**Données fournies**
*****
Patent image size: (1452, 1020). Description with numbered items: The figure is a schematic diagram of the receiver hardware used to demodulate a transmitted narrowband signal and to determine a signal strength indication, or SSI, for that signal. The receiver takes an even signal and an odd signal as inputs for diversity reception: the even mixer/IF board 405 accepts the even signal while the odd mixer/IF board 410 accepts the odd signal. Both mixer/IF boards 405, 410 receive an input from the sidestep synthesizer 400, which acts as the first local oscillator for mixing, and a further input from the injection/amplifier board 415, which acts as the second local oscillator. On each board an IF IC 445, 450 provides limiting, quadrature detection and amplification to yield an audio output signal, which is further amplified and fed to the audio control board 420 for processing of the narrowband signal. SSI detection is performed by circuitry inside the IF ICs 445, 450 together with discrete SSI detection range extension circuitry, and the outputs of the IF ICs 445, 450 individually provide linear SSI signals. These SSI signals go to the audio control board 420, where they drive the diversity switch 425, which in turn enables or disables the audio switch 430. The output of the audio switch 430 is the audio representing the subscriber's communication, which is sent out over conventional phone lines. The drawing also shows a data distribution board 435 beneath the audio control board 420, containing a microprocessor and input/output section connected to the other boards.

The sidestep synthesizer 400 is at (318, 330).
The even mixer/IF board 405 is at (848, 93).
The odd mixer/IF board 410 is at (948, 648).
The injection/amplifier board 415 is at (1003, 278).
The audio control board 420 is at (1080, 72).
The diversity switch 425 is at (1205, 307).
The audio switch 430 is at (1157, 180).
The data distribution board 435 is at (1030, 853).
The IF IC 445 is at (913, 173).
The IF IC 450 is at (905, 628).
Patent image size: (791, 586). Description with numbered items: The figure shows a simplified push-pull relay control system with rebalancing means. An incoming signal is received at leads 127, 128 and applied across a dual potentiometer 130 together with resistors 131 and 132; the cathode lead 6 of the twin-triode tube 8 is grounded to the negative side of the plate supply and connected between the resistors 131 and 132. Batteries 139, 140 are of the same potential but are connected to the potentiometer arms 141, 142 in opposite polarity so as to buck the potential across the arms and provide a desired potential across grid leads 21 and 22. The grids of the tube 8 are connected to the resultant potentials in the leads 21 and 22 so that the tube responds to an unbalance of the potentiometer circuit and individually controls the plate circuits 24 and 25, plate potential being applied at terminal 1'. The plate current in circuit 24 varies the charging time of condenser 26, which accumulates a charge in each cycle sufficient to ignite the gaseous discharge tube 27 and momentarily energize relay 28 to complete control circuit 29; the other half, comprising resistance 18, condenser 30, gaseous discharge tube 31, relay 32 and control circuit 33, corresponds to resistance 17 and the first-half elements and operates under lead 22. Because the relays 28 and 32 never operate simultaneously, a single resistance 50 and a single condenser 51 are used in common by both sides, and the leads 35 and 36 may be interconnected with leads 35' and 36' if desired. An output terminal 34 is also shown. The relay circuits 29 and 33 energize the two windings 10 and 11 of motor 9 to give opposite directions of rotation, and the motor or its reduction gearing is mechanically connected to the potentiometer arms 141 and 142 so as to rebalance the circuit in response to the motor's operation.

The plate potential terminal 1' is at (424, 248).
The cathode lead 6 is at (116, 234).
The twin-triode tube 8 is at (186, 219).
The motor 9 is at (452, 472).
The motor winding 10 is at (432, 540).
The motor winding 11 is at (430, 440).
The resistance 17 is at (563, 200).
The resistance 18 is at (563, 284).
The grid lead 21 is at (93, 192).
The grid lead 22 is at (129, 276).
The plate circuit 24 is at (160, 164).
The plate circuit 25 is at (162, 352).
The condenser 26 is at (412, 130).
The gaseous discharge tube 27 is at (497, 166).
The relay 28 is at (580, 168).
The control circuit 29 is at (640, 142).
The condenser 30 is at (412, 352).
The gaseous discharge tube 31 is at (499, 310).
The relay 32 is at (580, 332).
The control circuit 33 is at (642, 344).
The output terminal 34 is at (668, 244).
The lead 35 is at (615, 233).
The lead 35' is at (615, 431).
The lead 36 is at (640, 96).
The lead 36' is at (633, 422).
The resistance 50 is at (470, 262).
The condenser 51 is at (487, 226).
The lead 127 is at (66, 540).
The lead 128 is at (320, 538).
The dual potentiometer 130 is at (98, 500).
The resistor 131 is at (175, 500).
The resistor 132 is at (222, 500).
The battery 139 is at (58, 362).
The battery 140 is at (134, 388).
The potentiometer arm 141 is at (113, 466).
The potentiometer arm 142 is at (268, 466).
*****
**Consigne écrite**
Recopiez les lignes à l'identique : commencez à celle qui contient « Patent image size: (791, 586). » et arrêtez-vous après celle qui contient « The resistance 17 is at (563, 200). ».

**Solution proposée**
Patent image size: (791, 586). Description with numbered items: The figure shows a simplified push-pull relay control system with rebalancing means. An incoming signal is received at leads 127, 128 and applied across a dual potentiometer 130 together with resistors 131 and 132; the cathode lead 6 of the twin-triode tube 8 is grounded to the negative side of the plate supply and connected between the resistors 131 and 132. Batteries 139, 140 are of the same potential but are connected to the potentiometer arms 141, 142 in opposite polarity so as to buck the potential across the arms and provide a desired potential across grid leads 21 and 22. The grids of the tube 8 are connected to the resultant potentials in the leads 21 and 22 so that the tube responds to an unbalance of the potentiometer circuit and individually controls the plate circuits 24 and 25, plate potential being applied at terminal 1'. The plate current in circuit 24 varies the charging time of condenser 26, which accumulates a charge in each cycle sufficient to ignite the gaseous discharge tube 27 and momentarily energize relay 28 to complete control circuit 29; the other half, comprising resistance 18, condenser 30, gaseous discharge tube 31, relay 32 and control circuit 33, corresponds to resistance 17 and the first-half elements and operates under lead 22. Because the relays 28 and 32 never operate simultaneously, a single resistance 50 and a single condenser 51 are used in common by both sides, and the leads 35 and 36 may be interconnected with leads 35' and 36' if desired. An output terminal 34 is also shown. The relay circuits 29 and 33 energize the two windings 10 and 11 of motor 9 to give opposite directions of rotation, and the motor or its reduction gearing is mechanically connected to the potentiometer arms 141 and 142 so as to rebalance the circuit in response to the motor's operation.

The plate potential terminal 1' is at (424, 248).
The cathode lead 6 is at (116, 234).
The twin-triode tube 8 is at (186, 219).
The motor 9 is at (452, 472).
The motor winding 10 is at (432, 540).
The motor winding 11 is at (430, 440).
The resistance 17 is at (563, 200).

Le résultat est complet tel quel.